__What to work on__: Transcribe all the records with complete accuracy.

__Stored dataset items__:
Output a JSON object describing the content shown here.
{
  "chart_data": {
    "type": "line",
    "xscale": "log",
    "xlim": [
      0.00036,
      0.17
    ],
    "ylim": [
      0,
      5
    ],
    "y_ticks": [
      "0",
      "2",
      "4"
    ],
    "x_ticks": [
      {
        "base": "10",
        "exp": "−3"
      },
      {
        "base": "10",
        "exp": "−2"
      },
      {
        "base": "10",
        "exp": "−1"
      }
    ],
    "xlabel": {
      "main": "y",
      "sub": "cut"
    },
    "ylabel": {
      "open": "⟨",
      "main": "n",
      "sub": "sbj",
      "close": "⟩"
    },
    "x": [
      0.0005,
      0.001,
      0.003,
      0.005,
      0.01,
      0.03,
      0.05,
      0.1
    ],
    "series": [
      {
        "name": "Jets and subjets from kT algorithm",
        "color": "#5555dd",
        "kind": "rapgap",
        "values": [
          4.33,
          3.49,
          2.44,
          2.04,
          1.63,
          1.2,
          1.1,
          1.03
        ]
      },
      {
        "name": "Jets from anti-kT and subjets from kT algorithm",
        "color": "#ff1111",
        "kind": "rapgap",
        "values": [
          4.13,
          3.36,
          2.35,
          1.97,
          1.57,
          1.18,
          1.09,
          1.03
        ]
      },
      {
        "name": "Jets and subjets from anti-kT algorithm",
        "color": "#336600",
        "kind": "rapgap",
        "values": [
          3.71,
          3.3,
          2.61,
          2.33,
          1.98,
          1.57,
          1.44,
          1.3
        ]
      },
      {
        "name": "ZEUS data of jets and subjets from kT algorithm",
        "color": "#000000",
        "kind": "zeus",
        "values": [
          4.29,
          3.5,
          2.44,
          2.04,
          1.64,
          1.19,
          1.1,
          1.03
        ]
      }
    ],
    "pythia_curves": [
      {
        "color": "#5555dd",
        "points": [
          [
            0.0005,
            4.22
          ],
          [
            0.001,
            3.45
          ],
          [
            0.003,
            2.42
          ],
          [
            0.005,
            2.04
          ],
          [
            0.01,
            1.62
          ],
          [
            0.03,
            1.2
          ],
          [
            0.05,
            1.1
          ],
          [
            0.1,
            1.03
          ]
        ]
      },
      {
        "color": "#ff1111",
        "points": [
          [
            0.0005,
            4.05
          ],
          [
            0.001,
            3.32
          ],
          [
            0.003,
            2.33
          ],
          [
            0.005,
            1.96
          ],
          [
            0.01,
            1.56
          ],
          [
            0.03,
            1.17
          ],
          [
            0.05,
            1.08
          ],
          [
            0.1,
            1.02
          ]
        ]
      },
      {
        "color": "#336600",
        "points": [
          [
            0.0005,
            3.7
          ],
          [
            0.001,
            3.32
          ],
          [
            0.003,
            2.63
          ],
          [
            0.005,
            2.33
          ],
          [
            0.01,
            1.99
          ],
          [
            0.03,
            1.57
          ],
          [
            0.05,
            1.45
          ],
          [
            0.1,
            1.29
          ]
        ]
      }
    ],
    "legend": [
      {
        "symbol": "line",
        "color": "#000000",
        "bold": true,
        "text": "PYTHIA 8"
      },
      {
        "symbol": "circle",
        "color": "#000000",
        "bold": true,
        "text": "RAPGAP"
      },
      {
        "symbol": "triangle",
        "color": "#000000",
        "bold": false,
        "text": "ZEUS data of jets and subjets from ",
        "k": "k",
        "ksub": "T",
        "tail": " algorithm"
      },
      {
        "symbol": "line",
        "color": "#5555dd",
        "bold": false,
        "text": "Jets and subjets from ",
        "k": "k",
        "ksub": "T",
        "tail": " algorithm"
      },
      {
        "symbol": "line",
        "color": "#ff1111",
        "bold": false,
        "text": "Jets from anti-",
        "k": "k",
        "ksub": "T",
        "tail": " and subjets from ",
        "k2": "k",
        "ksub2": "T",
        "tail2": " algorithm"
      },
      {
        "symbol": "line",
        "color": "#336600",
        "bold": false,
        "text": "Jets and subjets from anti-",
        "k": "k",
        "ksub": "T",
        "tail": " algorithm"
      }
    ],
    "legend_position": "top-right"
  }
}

__Completed exercise__:
Output a JSON object describing the content shown here.
{
  "chart_data": {
    "type": "line",
    "xscale": "log",
    "xlim": [
      0.00036,
      0.17
    ],
    "ylim": [
      0,
      5
    ],
    "y_ticks": [
      "0",
      "2",
      "4"
    ],
    "x_ticks": [
      {
        "base": "10",
        "exp": "−3"
      },
      {
        "base": "10",
        "exp": "−2"
      },
      {
        "base": "10",
        "exp": "−1"
      }
    ],
    "xlabel": {
      "main": "y",
      "sub": "cut"
    },
    "ylabel": {
      "open": "⟨",
      "main": "n",
      "sub": "sbj",
      "close": "⟩"
    },
    "x": [
      0.0005,
      0.001,
      0.003,
      0.005,
      0.01,
      0.03,
      0.05,
      0.1
    ],
    "series": [
      {
        "name": "Jets and subjets from kT algorithm",
        "color": "#5555dd",
        "kind": "rapgap",
        "values": [
          4.33,
          3.49,
          2.44,
          2.04,
          1.63,
          1.2,
          1.1,
          1.03
        ]
      },
      {
        "name": "Jets from anti-kT and subjets from kT algorithm",
        "color": "#ff1111",
        "kind": "rapgap",
        "values": [
          4.13,
          3.36,
          2.35,
          1.97,
          1.57,
          1.18,
          1.09,
          1.03
        ]
      },
      {
        "name": "Jets and subjets from anti-kT algorithm",
        "color": "#336600",
        "kind": "rapgap",
        "values": [
          3.71,
          3.3,
          2.61,
          2.33,
          1.98,
          1.57,
          1.44,
          1.3
        ]
      },
      {
        "name": "ZEUS data of jets and subjets from kT algorithm",
        "color": "#000000",
        "kind": "zeus",
        "values": [
          4.29,
          3.5,
          2.44,
          2.04,
          1.64,
          1.19,
          1.1,
          1.03
        ]
      }
    ],
    "pythia_curves": [
      {
        "color": "#5555dd",
        "points": [
          [
            0.0005,
            4.22
          ],
          [
            0.001,
            3.45
          ],
          [
            0.003,
            2.42
          ],
          [
            0.005,
            2.04
          ],
          [
            0.01,
            1.62
          ],
          [
            0.03,
            1.2
          ],
          [
            0.05,
            1.1
          ],
          [
            0.1,
            1.03
          ]
        ]
      },
      {
        "color": "#ff1111",
        "points": [
          [
            0.0005,
            4.05
          ],
          [
            0.001,
            3.32
          ],
          [
            0.003,
            2.33
          ],
          [
            0.005,
            1.96
          ],
          [
            0.01,
            1.56
          ],
          [
            0.03,
            1.17
          ],
          [
            0.05,
            1.08
          ],
          [
            0.1,
            1.02
          ]
        ]
      },
      {
        "color": "#336600",
        "points": [
          [
            0.0005,
            3.7
          ],
          [
            0.001,
            3.32
          ],
          [
            0.003,
            2.63
          ],
          [
            0.005,
            2.33
          ],
          [
            0.01,
            1.99
          ],
          [
            0.03,
            1.57
          ],
          [
            0.05,
            1.45
          ],
          [
            0.1,
            1.29
          ]
        ]
      }
    ],
    "legend": [
      {
        "symbol": "line",
        "color": "#000000",
        "bold": true,
        "text": "PYTHIA 8"
      },
      {
        "symbol": "circle",
        "color": "#000000",
        "bold": true,
        "text": "RAPGAP"
      },
      {
        "symbol": "triangle",
        "color": "#000000",
        "bold": false,
        "text": "ZEUS data of jets and subjets from ",
        "k": "k",
        "ksub": "T",
        "tail": " algorithm"
      },
      {
        "symbol": "line",
        "color": "#5555dd",
        "bold": false,
        "text": "Jets and subjets from ",
        "k": "k",
        "ksub": "T",
        "tail": " algorithm"
      },
      {
        "symbol": "line",
        "color": "#ff1111",
        "bold": false,
        "text": "Jets from anti-",
        "k": "k",
        "ksub": "T",
        "tail": " and subjets from ",
        "k2": "k",
        "ksub2": "T",
        "tail2": " algorithm"
      },
      {
        "symbol": "line",
        "color": "#336600",
        "bold": false,
        "text": "Jets and subjets from anti-",
        "k": "k",
        "ksub": "T",
        "tail": " algorithm"
      }
    ],
    "legend_position": "top-right"
  }
}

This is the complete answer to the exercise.